Scan the following material for the string "labels" and copy each line in which it appears.

--- BEGIN Data excerpts ---

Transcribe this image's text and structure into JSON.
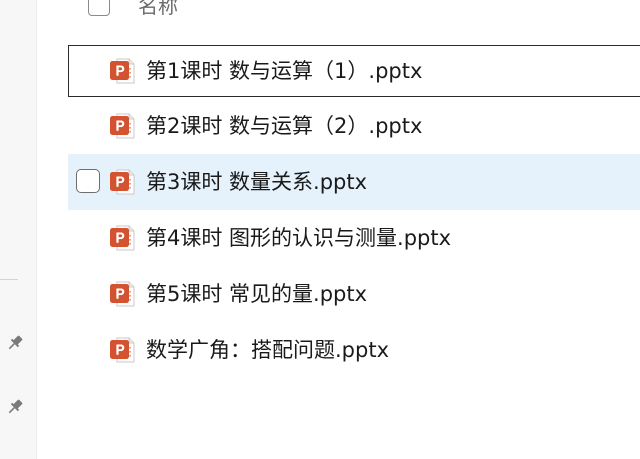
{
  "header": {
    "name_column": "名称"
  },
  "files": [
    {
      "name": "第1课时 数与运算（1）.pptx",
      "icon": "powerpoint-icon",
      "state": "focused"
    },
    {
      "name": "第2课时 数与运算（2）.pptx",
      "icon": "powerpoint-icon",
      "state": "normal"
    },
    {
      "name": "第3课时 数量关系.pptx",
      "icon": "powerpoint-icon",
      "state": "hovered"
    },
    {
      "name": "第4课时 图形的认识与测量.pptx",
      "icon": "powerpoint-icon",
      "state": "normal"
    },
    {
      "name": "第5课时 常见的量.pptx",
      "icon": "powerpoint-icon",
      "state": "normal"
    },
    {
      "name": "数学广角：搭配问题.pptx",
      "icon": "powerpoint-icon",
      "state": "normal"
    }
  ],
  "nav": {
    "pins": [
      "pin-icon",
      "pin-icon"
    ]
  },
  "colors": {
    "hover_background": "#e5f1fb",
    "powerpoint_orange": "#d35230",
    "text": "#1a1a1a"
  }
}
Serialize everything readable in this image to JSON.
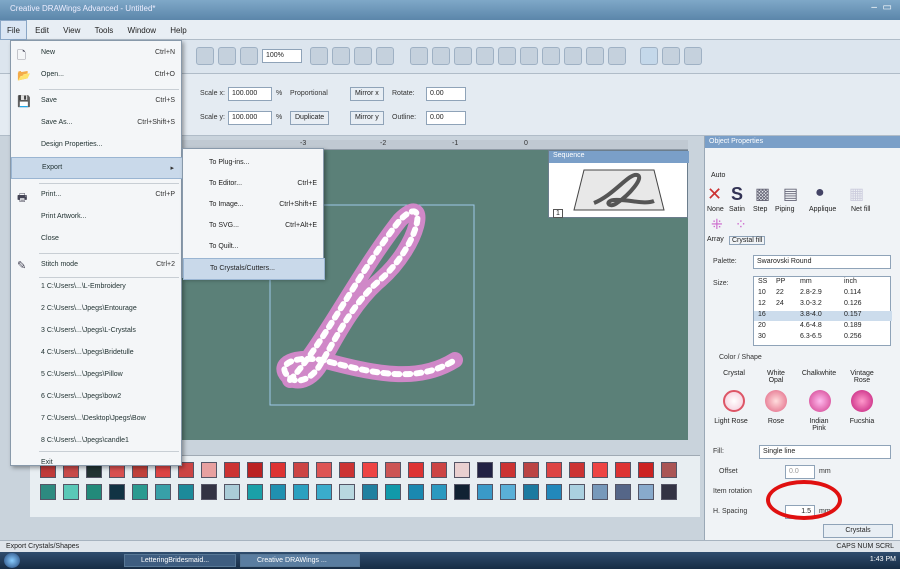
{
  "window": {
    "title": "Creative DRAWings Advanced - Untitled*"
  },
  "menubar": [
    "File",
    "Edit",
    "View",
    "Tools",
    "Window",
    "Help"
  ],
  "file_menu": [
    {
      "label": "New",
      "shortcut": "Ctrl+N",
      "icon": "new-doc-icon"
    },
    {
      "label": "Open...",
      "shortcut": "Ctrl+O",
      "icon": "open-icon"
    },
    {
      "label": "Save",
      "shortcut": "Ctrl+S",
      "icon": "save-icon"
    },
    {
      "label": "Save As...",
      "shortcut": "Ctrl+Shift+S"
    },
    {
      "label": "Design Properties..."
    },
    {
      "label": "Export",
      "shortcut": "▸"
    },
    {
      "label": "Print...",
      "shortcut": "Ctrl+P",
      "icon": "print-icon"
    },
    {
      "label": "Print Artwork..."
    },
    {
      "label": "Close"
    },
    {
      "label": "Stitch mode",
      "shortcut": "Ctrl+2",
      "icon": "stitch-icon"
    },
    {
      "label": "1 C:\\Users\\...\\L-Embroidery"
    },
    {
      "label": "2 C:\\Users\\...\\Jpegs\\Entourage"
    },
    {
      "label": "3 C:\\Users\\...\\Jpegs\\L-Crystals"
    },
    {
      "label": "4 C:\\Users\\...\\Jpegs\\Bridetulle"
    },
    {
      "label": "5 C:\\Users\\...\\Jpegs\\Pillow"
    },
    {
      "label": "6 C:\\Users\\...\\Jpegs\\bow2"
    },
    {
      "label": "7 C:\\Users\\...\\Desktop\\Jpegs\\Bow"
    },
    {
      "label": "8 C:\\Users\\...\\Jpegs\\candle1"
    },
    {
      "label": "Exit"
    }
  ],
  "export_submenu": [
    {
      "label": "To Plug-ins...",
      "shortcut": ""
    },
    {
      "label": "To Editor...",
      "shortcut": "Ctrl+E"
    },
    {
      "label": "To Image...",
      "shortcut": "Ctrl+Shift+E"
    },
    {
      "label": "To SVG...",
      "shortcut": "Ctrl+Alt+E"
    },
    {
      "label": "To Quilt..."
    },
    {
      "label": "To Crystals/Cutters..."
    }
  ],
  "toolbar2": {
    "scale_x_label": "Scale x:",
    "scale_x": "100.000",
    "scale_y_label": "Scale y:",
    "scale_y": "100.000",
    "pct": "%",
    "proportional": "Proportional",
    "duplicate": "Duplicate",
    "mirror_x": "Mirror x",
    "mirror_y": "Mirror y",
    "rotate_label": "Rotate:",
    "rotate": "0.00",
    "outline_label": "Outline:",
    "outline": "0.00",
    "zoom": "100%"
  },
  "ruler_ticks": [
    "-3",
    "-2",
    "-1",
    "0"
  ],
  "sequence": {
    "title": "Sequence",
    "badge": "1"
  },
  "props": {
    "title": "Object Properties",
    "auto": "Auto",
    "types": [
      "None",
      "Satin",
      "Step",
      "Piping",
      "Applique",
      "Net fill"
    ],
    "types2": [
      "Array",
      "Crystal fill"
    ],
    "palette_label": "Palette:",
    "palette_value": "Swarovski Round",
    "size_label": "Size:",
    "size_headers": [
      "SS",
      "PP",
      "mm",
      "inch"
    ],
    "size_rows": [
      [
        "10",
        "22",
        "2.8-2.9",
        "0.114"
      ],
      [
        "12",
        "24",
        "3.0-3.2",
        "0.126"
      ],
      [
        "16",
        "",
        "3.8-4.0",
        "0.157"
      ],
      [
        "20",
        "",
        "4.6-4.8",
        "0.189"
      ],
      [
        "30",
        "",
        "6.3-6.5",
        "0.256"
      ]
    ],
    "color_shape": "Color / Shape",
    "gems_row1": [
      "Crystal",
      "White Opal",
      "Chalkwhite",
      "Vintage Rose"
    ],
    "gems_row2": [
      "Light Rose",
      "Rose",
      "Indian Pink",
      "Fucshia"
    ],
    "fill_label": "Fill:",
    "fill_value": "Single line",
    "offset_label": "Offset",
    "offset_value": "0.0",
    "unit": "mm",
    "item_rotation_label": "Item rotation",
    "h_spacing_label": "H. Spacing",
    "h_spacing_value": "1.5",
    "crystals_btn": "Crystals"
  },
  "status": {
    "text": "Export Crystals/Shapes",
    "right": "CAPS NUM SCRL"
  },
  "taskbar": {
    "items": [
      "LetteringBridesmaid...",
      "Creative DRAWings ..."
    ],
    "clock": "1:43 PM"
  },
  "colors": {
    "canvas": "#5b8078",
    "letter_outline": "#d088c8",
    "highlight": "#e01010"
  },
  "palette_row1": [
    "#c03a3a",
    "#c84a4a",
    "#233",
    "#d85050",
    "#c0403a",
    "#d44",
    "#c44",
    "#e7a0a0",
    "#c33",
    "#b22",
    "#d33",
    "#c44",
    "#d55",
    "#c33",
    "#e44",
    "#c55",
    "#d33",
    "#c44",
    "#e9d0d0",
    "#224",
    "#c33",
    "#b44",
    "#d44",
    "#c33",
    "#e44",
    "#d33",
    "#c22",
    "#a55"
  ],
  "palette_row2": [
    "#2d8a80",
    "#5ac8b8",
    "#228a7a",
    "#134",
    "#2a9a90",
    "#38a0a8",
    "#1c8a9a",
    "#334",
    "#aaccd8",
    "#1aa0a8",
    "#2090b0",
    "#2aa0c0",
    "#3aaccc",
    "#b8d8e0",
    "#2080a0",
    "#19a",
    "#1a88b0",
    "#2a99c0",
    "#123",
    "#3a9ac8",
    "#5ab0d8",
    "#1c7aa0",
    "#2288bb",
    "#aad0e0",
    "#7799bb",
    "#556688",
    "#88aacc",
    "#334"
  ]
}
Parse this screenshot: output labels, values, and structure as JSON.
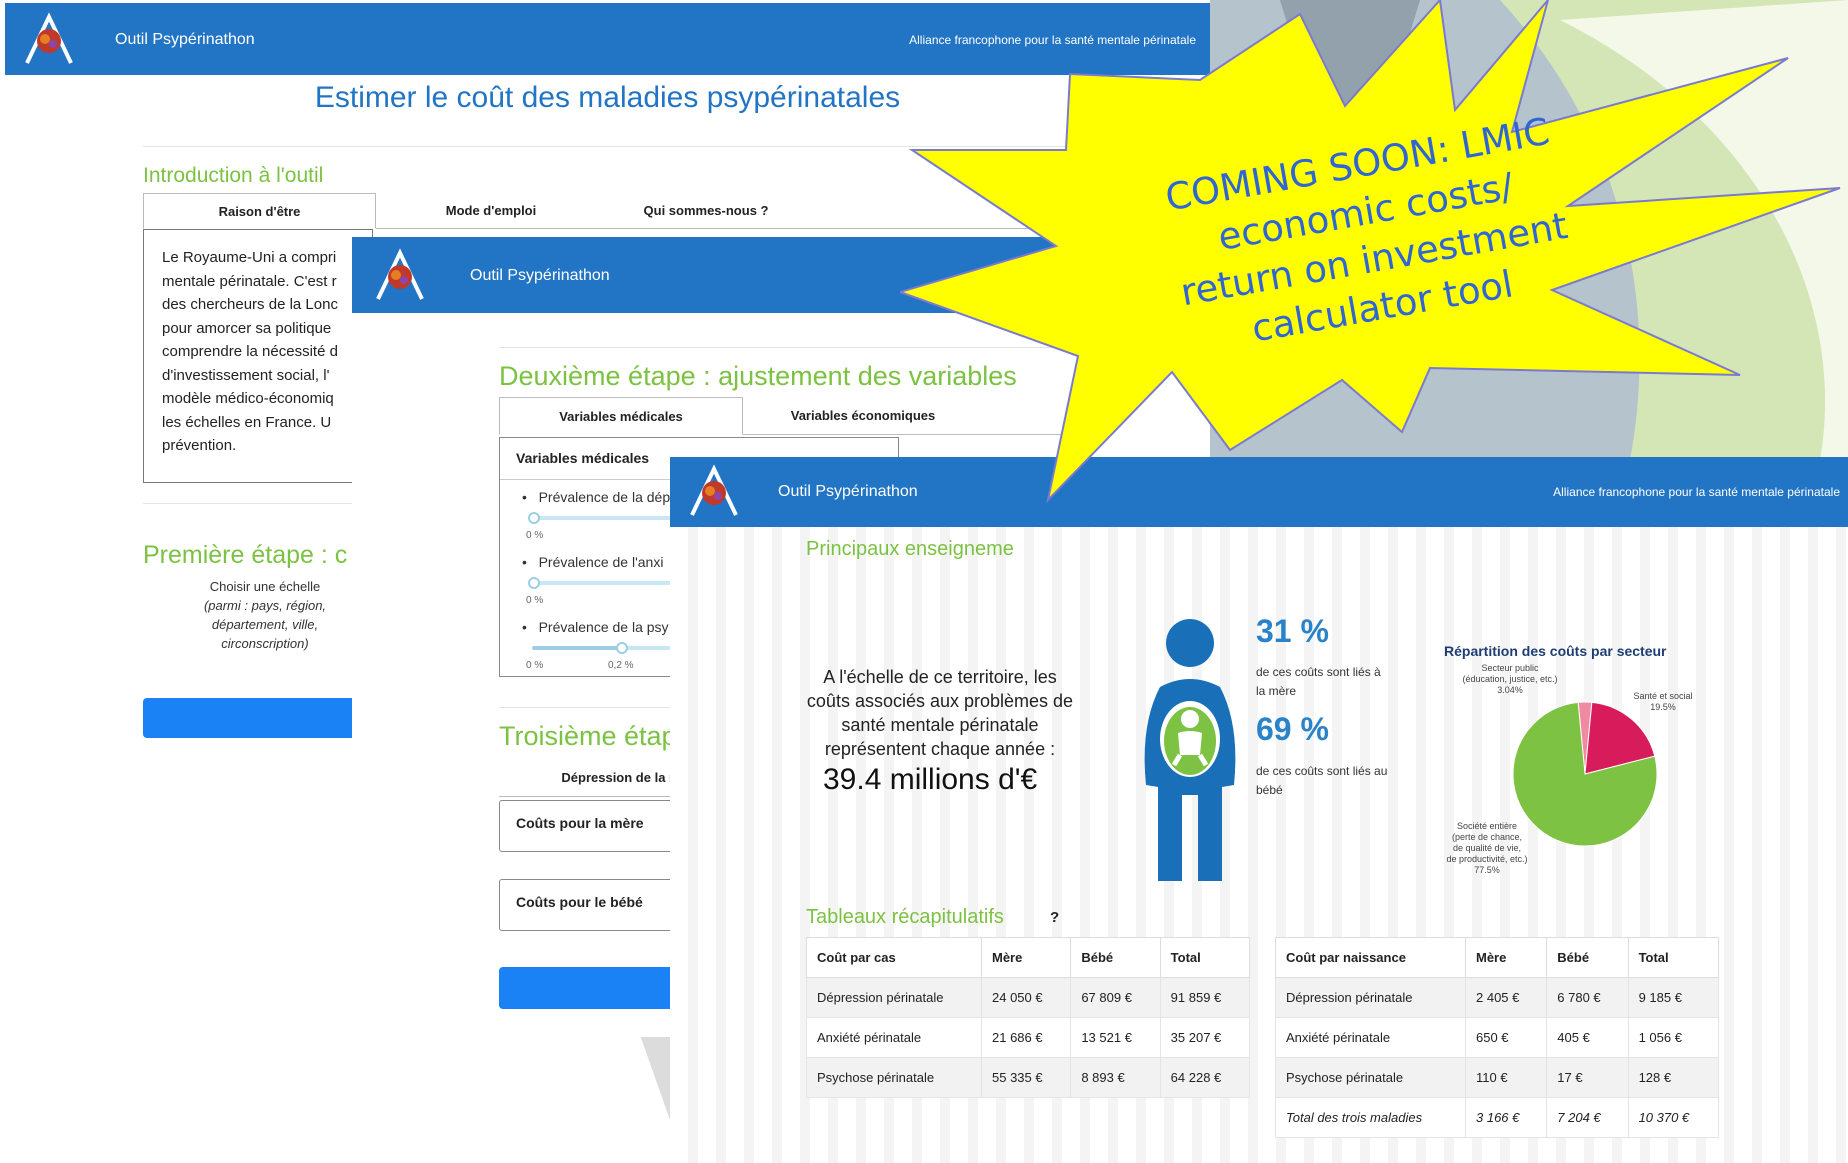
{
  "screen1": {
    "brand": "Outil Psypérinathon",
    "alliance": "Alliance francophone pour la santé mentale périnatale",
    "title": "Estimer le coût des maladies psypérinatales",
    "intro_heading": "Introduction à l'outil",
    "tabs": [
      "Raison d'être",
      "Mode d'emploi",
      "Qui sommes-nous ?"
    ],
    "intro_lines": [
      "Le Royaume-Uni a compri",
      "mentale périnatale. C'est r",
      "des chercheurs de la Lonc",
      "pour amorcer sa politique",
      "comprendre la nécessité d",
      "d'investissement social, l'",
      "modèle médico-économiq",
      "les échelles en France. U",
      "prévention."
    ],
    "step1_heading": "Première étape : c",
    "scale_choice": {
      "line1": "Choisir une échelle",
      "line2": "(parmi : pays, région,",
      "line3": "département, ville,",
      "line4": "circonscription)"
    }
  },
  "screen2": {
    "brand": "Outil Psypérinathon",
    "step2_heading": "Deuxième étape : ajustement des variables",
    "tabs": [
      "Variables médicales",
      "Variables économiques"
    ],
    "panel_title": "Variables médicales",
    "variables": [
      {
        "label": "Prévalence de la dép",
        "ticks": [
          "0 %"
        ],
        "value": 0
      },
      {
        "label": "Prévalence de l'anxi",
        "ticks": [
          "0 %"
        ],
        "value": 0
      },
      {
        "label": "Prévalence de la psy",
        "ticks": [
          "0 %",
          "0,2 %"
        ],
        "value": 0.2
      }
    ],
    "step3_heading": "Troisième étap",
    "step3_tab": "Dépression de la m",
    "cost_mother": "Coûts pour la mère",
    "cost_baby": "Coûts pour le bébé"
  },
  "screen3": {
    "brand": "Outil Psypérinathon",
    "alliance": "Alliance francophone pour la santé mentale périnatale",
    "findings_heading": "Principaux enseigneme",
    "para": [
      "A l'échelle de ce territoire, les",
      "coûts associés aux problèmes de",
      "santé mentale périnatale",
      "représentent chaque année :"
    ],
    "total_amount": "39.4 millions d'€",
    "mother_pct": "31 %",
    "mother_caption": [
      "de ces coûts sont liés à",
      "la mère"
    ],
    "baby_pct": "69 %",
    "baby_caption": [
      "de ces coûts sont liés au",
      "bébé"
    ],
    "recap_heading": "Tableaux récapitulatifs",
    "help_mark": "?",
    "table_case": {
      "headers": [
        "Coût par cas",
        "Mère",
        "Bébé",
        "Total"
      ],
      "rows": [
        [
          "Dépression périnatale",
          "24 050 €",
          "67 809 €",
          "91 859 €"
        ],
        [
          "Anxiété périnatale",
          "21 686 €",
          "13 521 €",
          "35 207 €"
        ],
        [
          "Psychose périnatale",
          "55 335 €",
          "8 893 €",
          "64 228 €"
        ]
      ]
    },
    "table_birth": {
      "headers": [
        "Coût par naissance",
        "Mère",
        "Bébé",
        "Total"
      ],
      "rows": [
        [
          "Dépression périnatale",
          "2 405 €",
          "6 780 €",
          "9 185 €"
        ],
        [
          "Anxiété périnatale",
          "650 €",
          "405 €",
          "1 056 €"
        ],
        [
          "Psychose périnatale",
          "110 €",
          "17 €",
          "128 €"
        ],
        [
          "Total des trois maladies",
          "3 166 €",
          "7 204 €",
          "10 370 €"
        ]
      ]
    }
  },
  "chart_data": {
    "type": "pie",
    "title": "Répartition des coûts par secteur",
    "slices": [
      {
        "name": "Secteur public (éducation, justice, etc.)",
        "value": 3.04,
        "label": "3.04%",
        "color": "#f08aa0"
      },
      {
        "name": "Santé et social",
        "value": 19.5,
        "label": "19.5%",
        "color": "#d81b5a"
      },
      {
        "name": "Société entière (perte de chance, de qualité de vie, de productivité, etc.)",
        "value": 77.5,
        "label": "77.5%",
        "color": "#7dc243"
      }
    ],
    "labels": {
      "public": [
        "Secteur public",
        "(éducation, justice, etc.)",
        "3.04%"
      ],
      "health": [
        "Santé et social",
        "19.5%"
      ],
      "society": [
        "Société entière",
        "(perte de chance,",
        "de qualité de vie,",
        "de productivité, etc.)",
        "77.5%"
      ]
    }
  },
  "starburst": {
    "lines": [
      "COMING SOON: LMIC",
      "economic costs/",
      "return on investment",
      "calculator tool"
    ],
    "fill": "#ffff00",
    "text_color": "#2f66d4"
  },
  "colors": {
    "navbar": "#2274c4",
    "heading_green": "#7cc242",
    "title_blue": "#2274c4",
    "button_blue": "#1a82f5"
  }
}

--- END Data excerpts ---
--- BEGIN Data excerpts ---

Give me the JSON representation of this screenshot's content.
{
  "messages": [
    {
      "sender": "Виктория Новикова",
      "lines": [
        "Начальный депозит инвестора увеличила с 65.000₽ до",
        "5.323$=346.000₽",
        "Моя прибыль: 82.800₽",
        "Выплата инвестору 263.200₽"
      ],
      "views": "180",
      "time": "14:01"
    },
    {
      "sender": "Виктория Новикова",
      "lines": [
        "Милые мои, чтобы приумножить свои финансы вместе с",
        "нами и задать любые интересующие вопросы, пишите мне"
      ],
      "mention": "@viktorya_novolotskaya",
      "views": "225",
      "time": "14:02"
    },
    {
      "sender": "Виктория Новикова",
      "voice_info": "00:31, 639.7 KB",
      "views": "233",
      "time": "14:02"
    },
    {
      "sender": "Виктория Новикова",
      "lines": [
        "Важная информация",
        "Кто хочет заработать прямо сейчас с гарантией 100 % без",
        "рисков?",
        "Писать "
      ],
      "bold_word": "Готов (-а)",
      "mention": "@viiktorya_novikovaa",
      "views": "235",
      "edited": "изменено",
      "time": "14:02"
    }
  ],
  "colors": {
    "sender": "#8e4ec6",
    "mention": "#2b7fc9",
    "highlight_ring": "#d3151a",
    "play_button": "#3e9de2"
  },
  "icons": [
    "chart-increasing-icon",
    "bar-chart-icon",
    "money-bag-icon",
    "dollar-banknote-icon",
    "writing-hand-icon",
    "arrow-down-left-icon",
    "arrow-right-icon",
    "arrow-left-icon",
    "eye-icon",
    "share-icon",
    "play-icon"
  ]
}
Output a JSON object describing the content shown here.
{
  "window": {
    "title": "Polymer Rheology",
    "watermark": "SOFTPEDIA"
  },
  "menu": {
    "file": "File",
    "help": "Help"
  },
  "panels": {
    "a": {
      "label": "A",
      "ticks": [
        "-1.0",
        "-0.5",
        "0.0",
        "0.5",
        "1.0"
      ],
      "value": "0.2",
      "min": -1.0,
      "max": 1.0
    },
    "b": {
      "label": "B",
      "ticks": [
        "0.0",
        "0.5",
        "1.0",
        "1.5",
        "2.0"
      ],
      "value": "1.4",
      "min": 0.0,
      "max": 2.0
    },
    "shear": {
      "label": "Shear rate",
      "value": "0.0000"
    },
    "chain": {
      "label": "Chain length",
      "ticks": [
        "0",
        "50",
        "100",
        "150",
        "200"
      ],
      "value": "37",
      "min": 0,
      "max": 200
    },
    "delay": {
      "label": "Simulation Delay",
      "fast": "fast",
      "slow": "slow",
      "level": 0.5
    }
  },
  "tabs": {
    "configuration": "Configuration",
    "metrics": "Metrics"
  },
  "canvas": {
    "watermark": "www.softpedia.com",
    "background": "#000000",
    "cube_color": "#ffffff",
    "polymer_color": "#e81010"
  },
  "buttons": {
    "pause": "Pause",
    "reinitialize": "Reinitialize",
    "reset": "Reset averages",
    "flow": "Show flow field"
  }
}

--- END Data excerpts ---

## Solution to this problem:
Parse this screenshot: output labels, values, and structure as JSON.
    "labels": {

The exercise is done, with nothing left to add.